* BEGIN Stored rows *
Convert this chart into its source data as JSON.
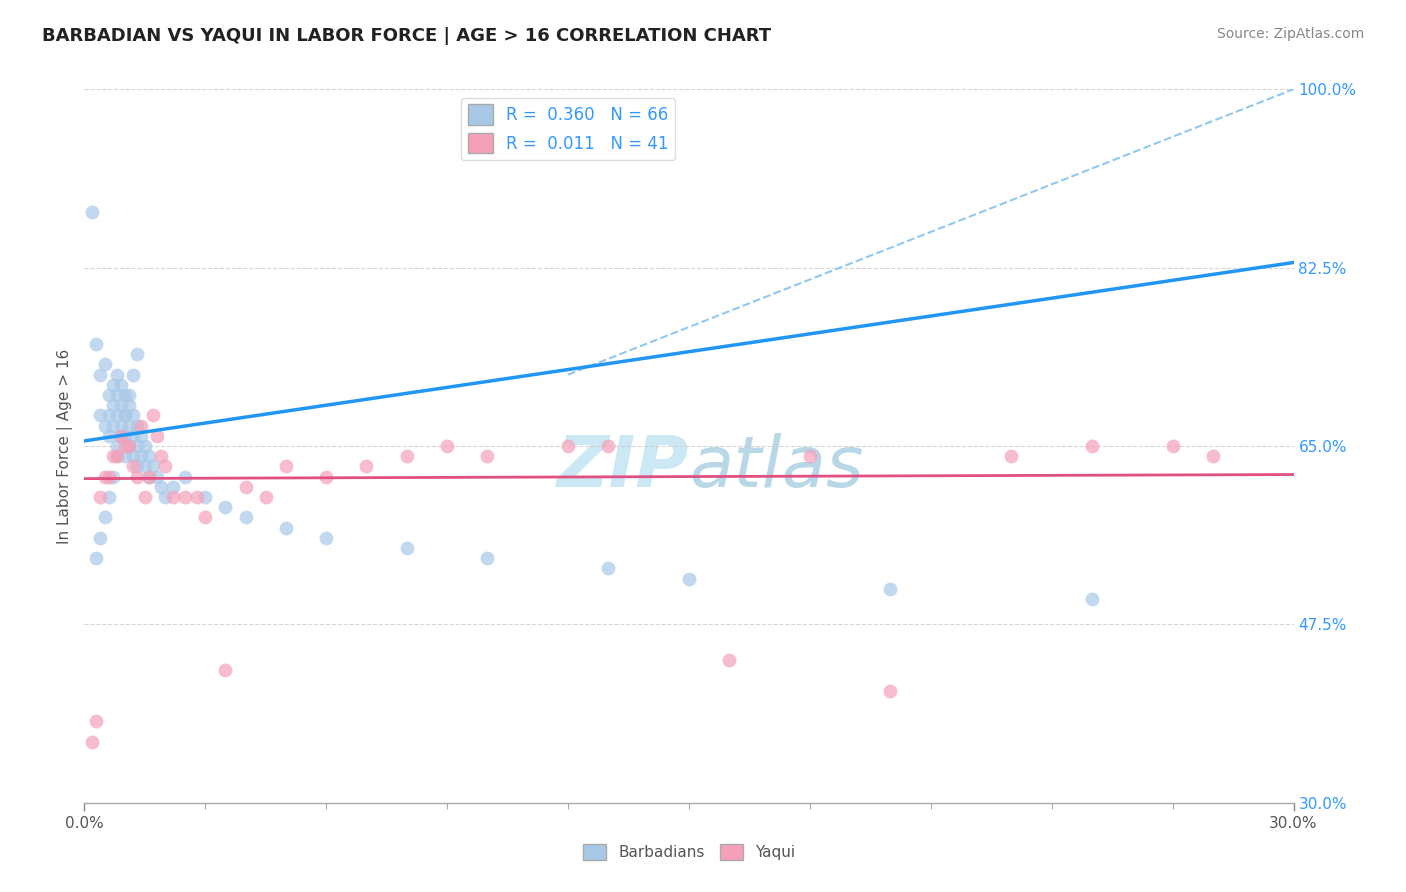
{
  "title": "BARBADIAN VS YAQUI IN LABOR FORCE | AGE > 16 CORRELATION CHART",
  "source_text": "Source: ZipAtlas.com",
  "ylabel": "In Labor Force | Age > 16",
  "xlim": [
    0.0,
    0.3
  ],
  "ylim": [
    0.3,
    1.0
  ],
  "xtick_positions": [
    0.0,
    0.3
  ],
  "xtick_labels": [
    "0.0%",
    "30.0%"
  ],
  "yticks": [
    0.3,
    0.475,
    0.65,
    0.825,
    1.0
  ],
  "ytick_labels": [
    "30.0%",
    "47.5%",
    "65.0%",
    "82.5%",
    "100.0%"
  ],
  "legend1_label": "R =  0.360   N = 66",
  "legend2_label": "R =  0.011   N = 41",
  "barbadian_color": "#a8c8e8",
  "yaqui_color": "#f4a0b8",
  "barbadian_line_color": "#2196F3",
  "yaqui_line_color": "#e05080",
  "dashed_line_color": "#90c8f0",
  "background_color": "#ffffff",
  "watermark_color": "#cce8f4",
  "blue_line_x0": 0.0,
  "blue_line_y0": 0.655,
  "blue_line_x1": 0.3,
  "blue_line_y1": 0.83,
  "pink_line_x0": 0.0,
  "pink_line_y0": 0.618,
  "pink_line_x1": 0.3,
  "pink_line_y1": 0.622,
  "dash_line_x0": 0.12,
  "dash_line_y0": 0.72,
  "dash_line_x1": 0.3,
  "dash_line_y1": 1.0,
  "barbadian_x": [
    0.002,
    0.003,
    0.004,
    0.004,
    0.005,
    0.005,
    0.006,
    0.006,
    0.006,
    0.007,
    0.007,
    0.007,
    0.008,
    0.008,
    0.008,
    0.008,
    0.009,
    0.009,
    0.009,
    0.01,
    0.01,
    0.01,
    0.01,
    0.011,
    0.011,
    0.011,
    0.012,
    0.012,
    0.012,
    0.013,
    0.013,
    0.013,
    0.014,
    0.014,
    0.015,
    0.015,
    0.016,
    0.016,
    0.017,
    0.018,
    0.019,
    0.02,
    0.022,
    0.025,
    0.03,
    0.035,
    0.04,
    0.05,
    0.06,
    0.08,
    0.1,
    0.13,
    0.15,
    0.2,
    0.25,
    0.003,
    0.004,
    0.005,
    0.006,
    0.007,
    0.008,
    0.009,
    0.01,
    0.011,
    0.012,
    0.013
  ],
  "barbadian_y": [
    0.88,
    0.75,
    0.72,
    0.68,
    0.73,
    0.67,
    0.7,
    0.68,
    0.66,
    0.71,
    0.69,
    0.67,
    0.72,
    0.7,
    0.68,
    0.65,
    0.71,
    0.69,
    0.67,
    0.7,
    0.68,
    0.66,
    0.64,
    0.69,
    0.67,
    0.65,
    0.68,
    0.66,
    0.64,
    0.67,
    0.65,
    0.63,
    0.66,
    0.64,
    0.65,
    0.63,
    0.64,
    0.62,
    0.63,
    0.62,
    0.61,
    0.6,
    0.61,
    0.62,
    0.6,
    0.59,
    0.58,
    0.57,
    0.56,
    0.55,
    0.54,
    0.53,
    0.52,
    0.51,
    0.5,
    0.54,
    0.56,
    0.58,
    0.6,
    0.62,
    0.64,
    0.66,
    0.68,
    0.7,
    0.72,
    0.74
  ],
  "yaqui_x": [
    0.002,
    0.004,
    0.006,
    0.008,
    0.01,
    0.012,
    0.014,
    0.016,
    0.018,
    0.02,
    0.025,
    0.03,
    0.04,
    0.05,
    0.06,
    0.08,
    0.1,
    0.13,
    0.16,
    0.2,
    0.25,
    0.28,
    0.003,
    0.005,
    0.007,
    0.009,
    0.011,
    0.013,
    0.015,
    0.017,
    0.019,
    0.022,
    0.028,
    0.035,
    0.045,
    0.07,
    0.09,
    0.12,
    0.18,
    0.23,
    0.27
  ],
  "yaqui_y": [
    0.36,
    0.6,
    0.62,
    0.64,
    0.65,
    0.63,
    0.67,
    0.62,
    0.66,
    0.63,
    0.6,
    0.58,
    0.61,
    0.63,
    0.62,
    0.64,
    0.64,
    0.65,
    0.44,
    0.41,
    0.65,
    0.64,
    0.38,
    0.62,
    0.64,
    0.66,
    0.65,
    0.62,
    0.6,
    0.68,
    0.64,
    0.6,
    0.6,
    0.43,
    0.6,
    0.63,
    0.65,
    0.65,
    0.64,
    0.64,
    0.65
  ]
}
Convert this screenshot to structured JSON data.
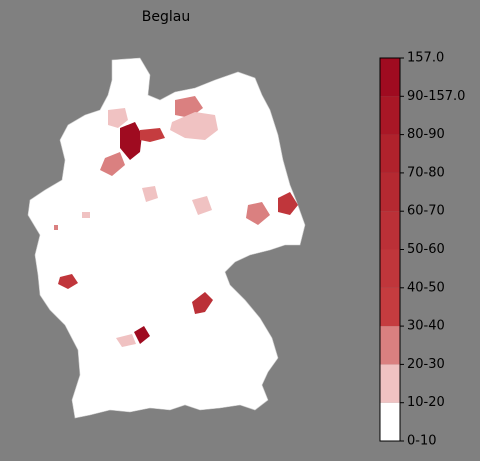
{
  "title": "Beglau",
  "colorbar": {
    "labels": [
      "0-10",
      "10-20",
      "20-30",
      "30-40",
      "40-50",
      "50-60",
      "60-70",
      "70-80",
      "80-90",
      "90-157.0",
      "157.0"
    ],
    "colors": [
      "#ffffff",
      "#f0c2c2",
      "#da8080",
      "#c53c3f",
      "#c0363b",
      "#bb3037",
      "#b52931",
      "#b0222c",
      "#a91726",
      "#9f0b20"
    ]
  }
}
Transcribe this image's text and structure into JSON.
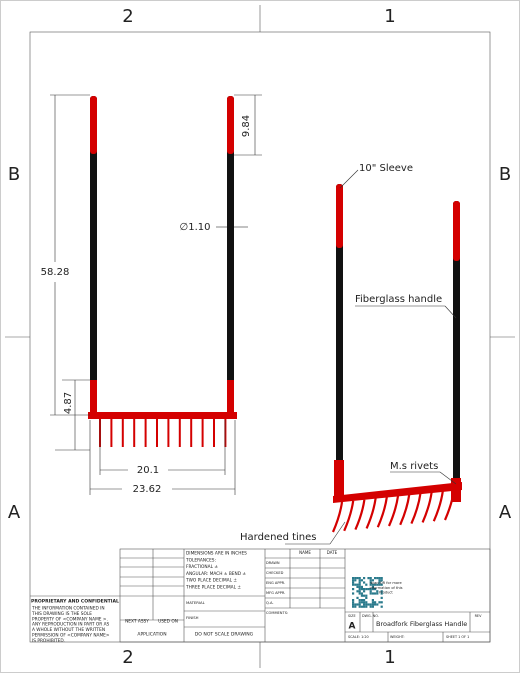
{
  "zones": {
    "top": [
      "2",
      "1"
    ],
    "bottom": [
      "2",
      "1"
    ],
    "left": [
      "B",
      "A"
    ],
    "right": [
      "B",
      "A"
    ]
  },
  "dimensions": {
    "overall_height": "58.28",
    "sleeve_bottom": "4.87",
    "sleeve_top": "9.84",
    "diameter": "∅1.10",
    "inner_width": "20.1",
    "outer_width": "23.62"
  },
  "callouts": {
    "sleeve": "10\" Sleeve",
    "handle": "Fiberglass handle",
    "rivets": "M.s rivets",
    "tines": "Hardened tines"
  },
  "proprietary": {
    "title": "PROPRIETARY AND CONFIDENTIAL",
    "lines": [
      "THE INFORMATION CONTAINED IN",
      "THIS DRAWING IS THE SOLE",
      "PROPERTY OF <COMPANY NAME >.",
      "ANY REPRODUCTION IN PART OR AS",
      "A WHOLE WITHOUT THE WRITTEN",
      "PERMISSION OF <COMPANY NAME>",
      "IS PROHIBITED."
    ]
  },
  "title_block": {
    "next_assy": "NEXT ASSY",
    "used_on": "USED ON",
    "application": "APPLICATION",
    "tolerances": [
      "DIMENSIONS ARE IN INCHES",
      "TOLERANCES:",
      "FRACTIONAL ±",
      "ANGULAR: MACH ±    BEND ±",
      "TWO PLACE DECIMAL    ±",
      "THREE PLACE DECIMAL    ±"
    ],
    "material": "MATERIAL",
    "finish": "FINISH",
    "no_scale": "DO NOT SCALE DRAWING",
    "name": "NAME",
    "date": "DATE",
    "rows": [
      "DRAWN",
      "CHECKED",
      "ENG APPR.",
      "MFG APPR.",
      "Q.A.",
      "COMMENTS:"
    ],
    "qr_note": [
      "scan QR for more",
      "information of this",
      "Product"
    ],
    "size": "SIZE",
    "dwg_no": "DWG.  NO.",
    "rev": "REV",
    "size_value": "A",
    "drawing_title": "Broadfork Fiberglass Handle",
    "scale": "SCALE: 1:20",
    "weight": "WEIGHT:",
    "sheet": "SHEET 1 OF 1"
  }
}
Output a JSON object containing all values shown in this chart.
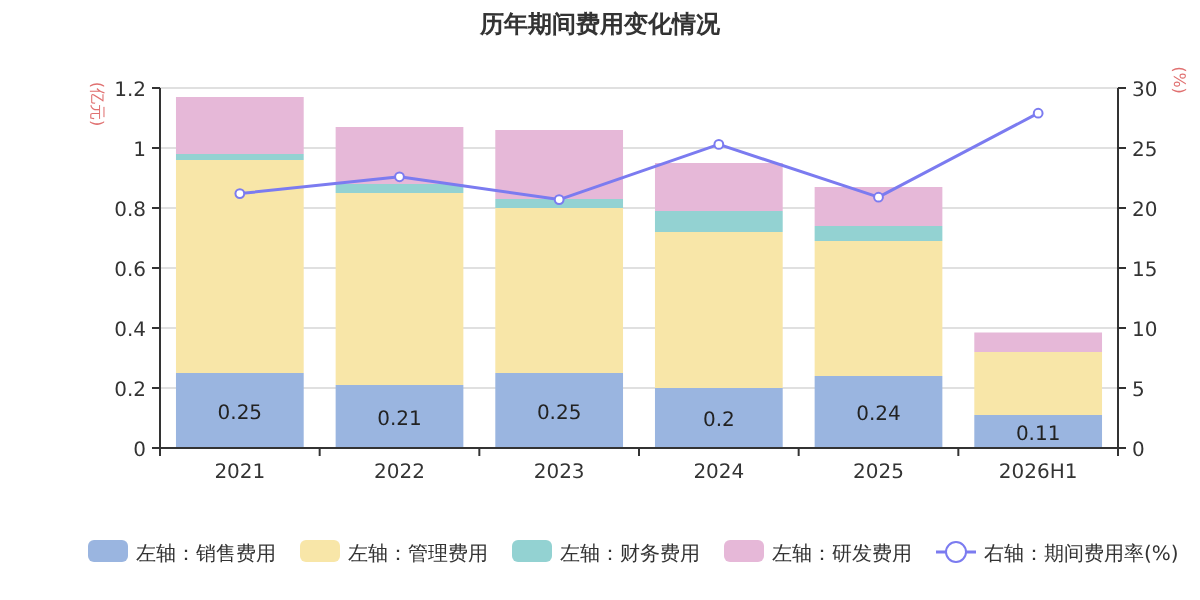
{
  "chart_data": {
    "type": "bar",
    "title": "历年期间费用变化情况",
    "ylabel": "(亿元)",
    "y2label": "(%)",
    "categories": [
      "2021",
      "2022",
      "2023",
      "2024",
      "2025",
      "2026H1"
    ],
    "stacked": true,
    "grid": "y",
    "legend": "bottom",
    "ylim": [
      0,
      1.2
    ],
    "yticks": [
      0,
      0.2,
      0.4,
      0.6,
      0.8,
      1,
      1.2
    ],
    "y2lim": [
      0,
      30
    ],
    "y2ticks": [
      0,
      5,
      10,
      15,
      20,
      25,
      30
    ],
    "series": [
      {
        "name": "左轴：销售费用",
        "color": "#9ab5e0",
        "values": [
          0.25,
          0.21,
          0.25,
          0.2,
          0.24,
          0.11
        ],
        "value_labels": [
          "0.25",
          "0.21",
          "0.25",
          "0.2",
          "0.24",
          "0.11"
        ]
      },
      {
        "name": "左轴：管理费用",
        "color": "#f8e6a8",
        "values": [
          0.71,
          0.64,
          0.55,
          0.52,
          0.45,
          0.21
        ]
      },
      {
        "name": "左轴：财务费用",
        "color": "#93d2d2",
        "values": [
          0.02,
          0.03,
          0.03,
          0.07,
          0.05,
          0
        ]
      },
      {
        "name": "左轴：研发费用",
        "color": "#e6b8d8",
        "values": [
          0.19,
          0.19,
          0.23,
          0.16,
          0.13,
          0.065
        ]
      },
      {
        "name": "右轴：期间费用率(%)",
        "type": "line",
        "axis": "y2",
        "marker": "circle",
        "color": "#7b7bf0",
        "values": [
          21.2,
          22.6,
          20.7,
          25.3,
          20.9,
          27.9
        ]
      }
    ]
  }
}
* END Stored rows *
### Work to be completed
Show every line that contains the word "Convert".

### Reply to the exercise
Convert this chart into its source data as JSON.
Convert this screenshot to structured JSON data.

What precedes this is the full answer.